◆ PROBLEM DETAILS ◆
Output the entries verbatim, including every line.
──────── PROVIDED ENTRIES ────────
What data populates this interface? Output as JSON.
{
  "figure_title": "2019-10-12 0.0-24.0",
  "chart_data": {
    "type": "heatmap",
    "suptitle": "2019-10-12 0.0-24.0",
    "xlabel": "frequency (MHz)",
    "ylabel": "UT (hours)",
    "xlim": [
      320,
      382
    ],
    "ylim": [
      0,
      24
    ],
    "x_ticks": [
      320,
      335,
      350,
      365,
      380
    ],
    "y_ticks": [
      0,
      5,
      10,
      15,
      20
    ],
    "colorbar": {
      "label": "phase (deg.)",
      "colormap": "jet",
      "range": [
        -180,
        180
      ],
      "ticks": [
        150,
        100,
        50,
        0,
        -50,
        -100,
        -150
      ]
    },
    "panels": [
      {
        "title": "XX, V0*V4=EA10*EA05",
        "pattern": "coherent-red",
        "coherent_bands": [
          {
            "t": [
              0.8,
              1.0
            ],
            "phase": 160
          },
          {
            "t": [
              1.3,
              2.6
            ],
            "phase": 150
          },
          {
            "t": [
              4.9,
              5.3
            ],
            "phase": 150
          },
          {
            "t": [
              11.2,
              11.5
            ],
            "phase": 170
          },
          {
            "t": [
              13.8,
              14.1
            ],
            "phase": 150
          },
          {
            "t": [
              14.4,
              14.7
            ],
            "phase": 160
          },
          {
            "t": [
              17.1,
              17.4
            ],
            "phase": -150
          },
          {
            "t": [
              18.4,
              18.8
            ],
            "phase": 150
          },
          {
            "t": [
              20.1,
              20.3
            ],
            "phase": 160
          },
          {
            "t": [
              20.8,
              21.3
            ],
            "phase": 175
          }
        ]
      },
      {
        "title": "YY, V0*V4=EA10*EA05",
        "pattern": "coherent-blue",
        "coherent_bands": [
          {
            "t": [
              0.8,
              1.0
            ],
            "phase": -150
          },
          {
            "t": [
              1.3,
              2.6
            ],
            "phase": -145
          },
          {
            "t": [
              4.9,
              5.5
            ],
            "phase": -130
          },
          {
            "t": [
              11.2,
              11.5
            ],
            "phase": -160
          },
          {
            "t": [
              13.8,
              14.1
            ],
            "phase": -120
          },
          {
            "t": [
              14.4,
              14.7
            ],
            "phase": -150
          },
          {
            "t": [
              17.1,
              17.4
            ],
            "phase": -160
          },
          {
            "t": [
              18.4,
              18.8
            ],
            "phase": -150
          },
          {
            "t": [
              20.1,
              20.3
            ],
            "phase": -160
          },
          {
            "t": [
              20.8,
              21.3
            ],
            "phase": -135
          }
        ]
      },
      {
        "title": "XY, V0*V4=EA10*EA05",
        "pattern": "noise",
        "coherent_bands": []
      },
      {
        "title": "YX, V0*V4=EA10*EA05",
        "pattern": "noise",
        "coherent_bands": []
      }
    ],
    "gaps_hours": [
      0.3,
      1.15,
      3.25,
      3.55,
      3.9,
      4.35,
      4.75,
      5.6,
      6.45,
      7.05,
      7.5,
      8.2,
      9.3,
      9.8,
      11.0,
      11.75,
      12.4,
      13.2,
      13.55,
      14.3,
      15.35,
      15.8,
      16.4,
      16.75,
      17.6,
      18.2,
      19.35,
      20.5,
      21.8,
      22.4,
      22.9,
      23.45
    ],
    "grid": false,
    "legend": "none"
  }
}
────────
◆ THE RESPONSE ◆
What data populates this interface? Output as JSON.
{
  "figure_title": "2019-10-12 0.0-24.0",
  "chart_data": {
    "type": "heatmap",
    "suptitle": "2019-10-12 0.0-24.0",
    "xlabel": "frequency (MHz)",
    "ylabel": "UT (hours)",
    "xlim": [
      320,
      382
    ],
    "ylim": [
      0,
      24
    ],
    "x_ticks": [
      320,
      335,
      350,
      365,
      380
    ],
    "y_ticks": [
      0,
      5,
      10,
      15,
      20
    ],
    "colorbar": {
      "label": "phase (deg.)",
      "colormap": "jet",
      "range": [
        -180,
        180
      ],
      "ticks": [
        150,
        100,
        50,
        0,
        -50,
        -100,
        -150
      ]
    },
    "panels": [
      {
        "title": "XX, V0*V4=EA10*EA05",
        "pattern": "coherent-red",
        "coherent_bands": [
          {
            "t": [
              0.8,
              1.0
            ],
            "phase": 160
          },
          {
            "t": [
              1.3,
              2.6
            ],
            "phase": 150
          },
          {
            "t": [
              4.9,
              5.3
            ],
            "phase": 150
          },
          {
            "t": [
              11.2,
              11.5
            ],
            "phase": 170
          },
          {
            "t": [
              13.8,
              14.1
            ],
            "phase": 150
          },
          {
            "t": [
              14.4,
              14.7
            ],
            "phase": 160
          },
          {
            "t": [
              17.1,
              17.4
            ],
            "phase": -150
          },
          {
            "t": [
              18.4,
              18.8
            ],
            "phase": 150
          },
          {
            "t": [
              20.1,
              20.3
            ],
            "phase": 160
          },
          {
            "t": [
              20.8,
              21.3
            ],
            "phase": 175
          }
        ]
      },
      {
        "title": "YY, V0*V4=EA10*EA05",
        "pattern": "coherent-blue",
        "coherent_bands": [
          {
            "t": [
              0.8,
              1.0
            ],
            "phase": -150
          },
          {
            "t": [
              1.3,
              2.6
            ],
            "phase": -145
          },
          {
            "t": [
              4.9,
              5.5
            ],
            "phase": -130
          },
          {
            "t": [
              11.2,
              11.5
            ],
            "phase": -160
          },
          {
            "t": [
              13.8,
              14.1
            ],
            "phase": -120
          },
          {
            "t": [
              14.4,
              14.7
            ],
            "phase": -150
          },
          {
            "t": [
              17.1,
              17.4
            ],
            "phase": -160
          },
          {
            "t": [
              18.4,
              18.8
            ],
            "phase": -150
          },
          {
            "t": [
              20.1,
              20.3
            ],
            "phase": -160
          },
          {
            "t": [
              20.8,
              21.3
            ],
            "phase": -135
          }
        ]
      },
      {
        "title": "XY, V0*V4=EA10*EA05",
        "pattern": "noise",
        "coherent_bands": []
      },
      {
        "title": "YX, V0*V4=EA10*EA05",
        "pattern": "noise",
        "coherent_bands": []
      }
    ],
    "gaps_hours": [
      0.3,
      1.15,
      3.25,
      3.55,
      3.9,
      4.35,
      4.75,
      5.6,
      6.45,
      7.05,
      7.5,
      8.2,
      9.3,
      9.8,
      11.0,
      11.75,
      12.4,
      13.2,
      13.55,
      14.3,
      15.35,
      15.8,
      16.4,
      16.75,
      17.6,
      18.2,
      19.35,
      20.5,
      21.8,
      22.4,
      22.9,
      23.45
    ],
    "grid": false,
    "legend": "none"
  }
}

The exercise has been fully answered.